*What you need to do:* From the records, pick out and copy each line containing "Shift".

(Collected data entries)
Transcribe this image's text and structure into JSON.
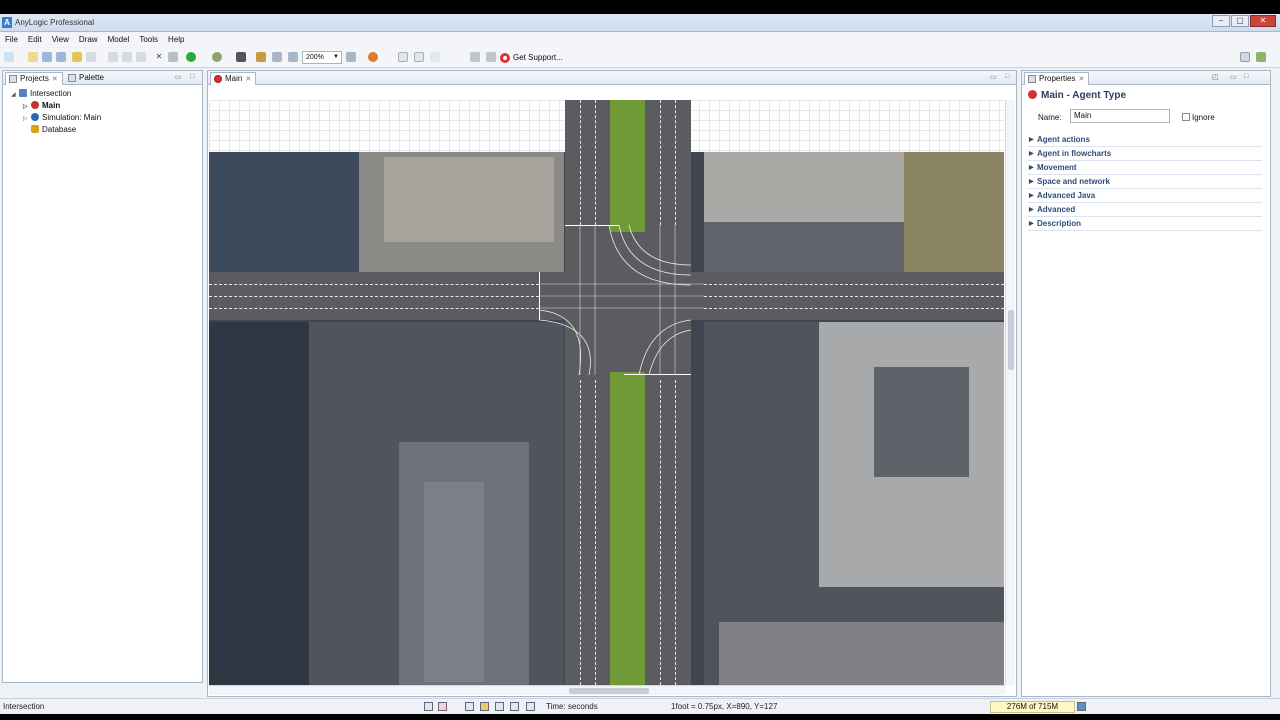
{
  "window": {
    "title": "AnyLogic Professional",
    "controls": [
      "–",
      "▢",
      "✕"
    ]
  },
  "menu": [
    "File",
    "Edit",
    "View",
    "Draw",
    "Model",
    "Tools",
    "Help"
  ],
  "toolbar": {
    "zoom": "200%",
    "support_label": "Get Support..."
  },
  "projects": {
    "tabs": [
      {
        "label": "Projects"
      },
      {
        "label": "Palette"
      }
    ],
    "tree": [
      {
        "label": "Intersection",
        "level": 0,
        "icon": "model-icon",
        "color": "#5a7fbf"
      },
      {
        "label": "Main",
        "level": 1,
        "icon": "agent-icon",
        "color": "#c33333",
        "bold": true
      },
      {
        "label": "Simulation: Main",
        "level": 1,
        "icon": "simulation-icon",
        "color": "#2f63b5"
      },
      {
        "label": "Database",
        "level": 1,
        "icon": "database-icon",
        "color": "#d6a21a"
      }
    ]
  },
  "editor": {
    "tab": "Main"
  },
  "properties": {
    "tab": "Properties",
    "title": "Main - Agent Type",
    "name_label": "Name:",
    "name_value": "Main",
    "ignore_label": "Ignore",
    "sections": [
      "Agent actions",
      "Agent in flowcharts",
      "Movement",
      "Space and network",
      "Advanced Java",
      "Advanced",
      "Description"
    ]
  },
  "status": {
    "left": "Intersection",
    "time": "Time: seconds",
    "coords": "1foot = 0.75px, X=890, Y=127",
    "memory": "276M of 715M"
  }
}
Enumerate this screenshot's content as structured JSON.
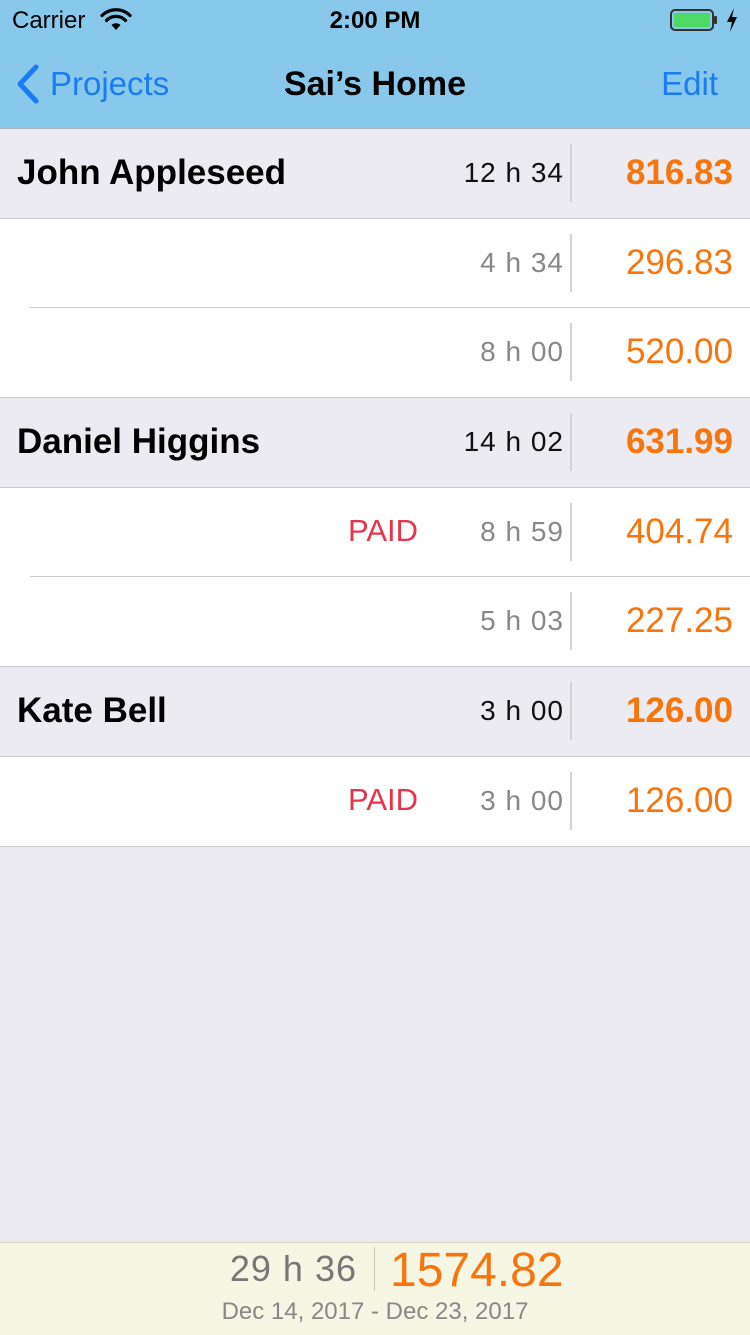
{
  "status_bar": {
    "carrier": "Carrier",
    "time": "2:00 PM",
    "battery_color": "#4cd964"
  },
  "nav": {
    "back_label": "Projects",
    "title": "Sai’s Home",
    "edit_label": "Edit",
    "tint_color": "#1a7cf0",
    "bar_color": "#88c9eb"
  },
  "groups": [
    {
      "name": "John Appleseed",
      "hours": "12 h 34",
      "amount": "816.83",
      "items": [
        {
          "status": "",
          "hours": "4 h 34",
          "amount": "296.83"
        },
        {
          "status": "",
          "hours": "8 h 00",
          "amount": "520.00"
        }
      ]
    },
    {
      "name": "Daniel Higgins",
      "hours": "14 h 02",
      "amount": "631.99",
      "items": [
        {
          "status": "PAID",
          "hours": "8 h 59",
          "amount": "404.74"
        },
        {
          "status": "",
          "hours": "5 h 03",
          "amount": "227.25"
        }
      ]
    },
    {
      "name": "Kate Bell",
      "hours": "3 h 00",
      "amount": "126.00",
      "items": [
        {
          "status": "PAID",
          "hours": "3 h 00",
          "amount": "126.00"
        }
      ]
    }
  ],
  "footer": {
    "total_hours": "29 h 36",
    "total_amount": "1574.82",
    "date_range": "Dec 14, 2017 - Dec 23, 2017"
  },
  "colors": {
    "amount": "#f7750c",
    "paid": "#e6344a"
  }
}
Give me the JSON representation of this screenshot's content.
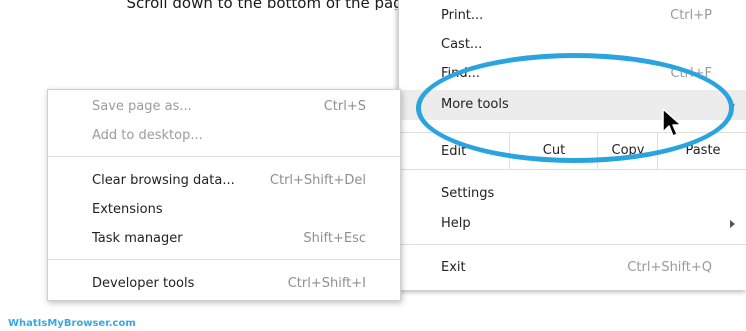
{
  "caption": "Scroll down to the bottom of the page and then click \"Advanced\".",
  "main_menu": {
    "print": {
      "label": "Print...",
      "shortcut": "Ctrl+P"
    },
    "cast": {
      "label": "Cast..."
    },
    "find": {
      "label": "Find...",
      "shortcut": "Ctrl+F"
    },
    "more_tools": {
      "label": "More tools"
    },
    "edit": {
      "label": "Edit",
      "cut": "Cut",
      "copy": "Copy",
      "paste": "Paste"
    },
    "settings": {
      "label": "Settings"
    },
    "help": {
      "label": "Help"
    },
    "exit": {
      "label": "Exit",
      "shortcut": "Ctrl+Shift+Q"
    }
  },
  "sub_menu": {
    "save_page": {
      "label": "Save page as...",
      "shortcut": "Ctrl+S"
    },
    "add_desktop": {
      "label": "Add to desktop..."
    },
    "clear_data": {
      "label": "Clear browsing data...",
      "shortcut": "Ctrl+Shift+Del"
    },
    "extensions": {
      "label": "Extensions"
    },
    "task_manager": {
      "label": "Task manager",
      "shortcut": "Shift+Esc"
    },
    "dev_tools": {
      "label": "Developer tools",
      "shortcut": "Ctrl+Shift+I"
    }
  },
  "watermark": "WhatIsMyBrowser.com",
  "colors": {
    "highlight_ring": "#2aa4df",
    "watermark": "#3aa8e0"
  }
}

*Exercise response:*
      "shortcut": "Ctrl+Shift+Q"
      "shortcut": "Ctrl+Shift+Del"
      "shortcut": "Shift+Esc"
      "shortcut": "Ctrl+Shift+I"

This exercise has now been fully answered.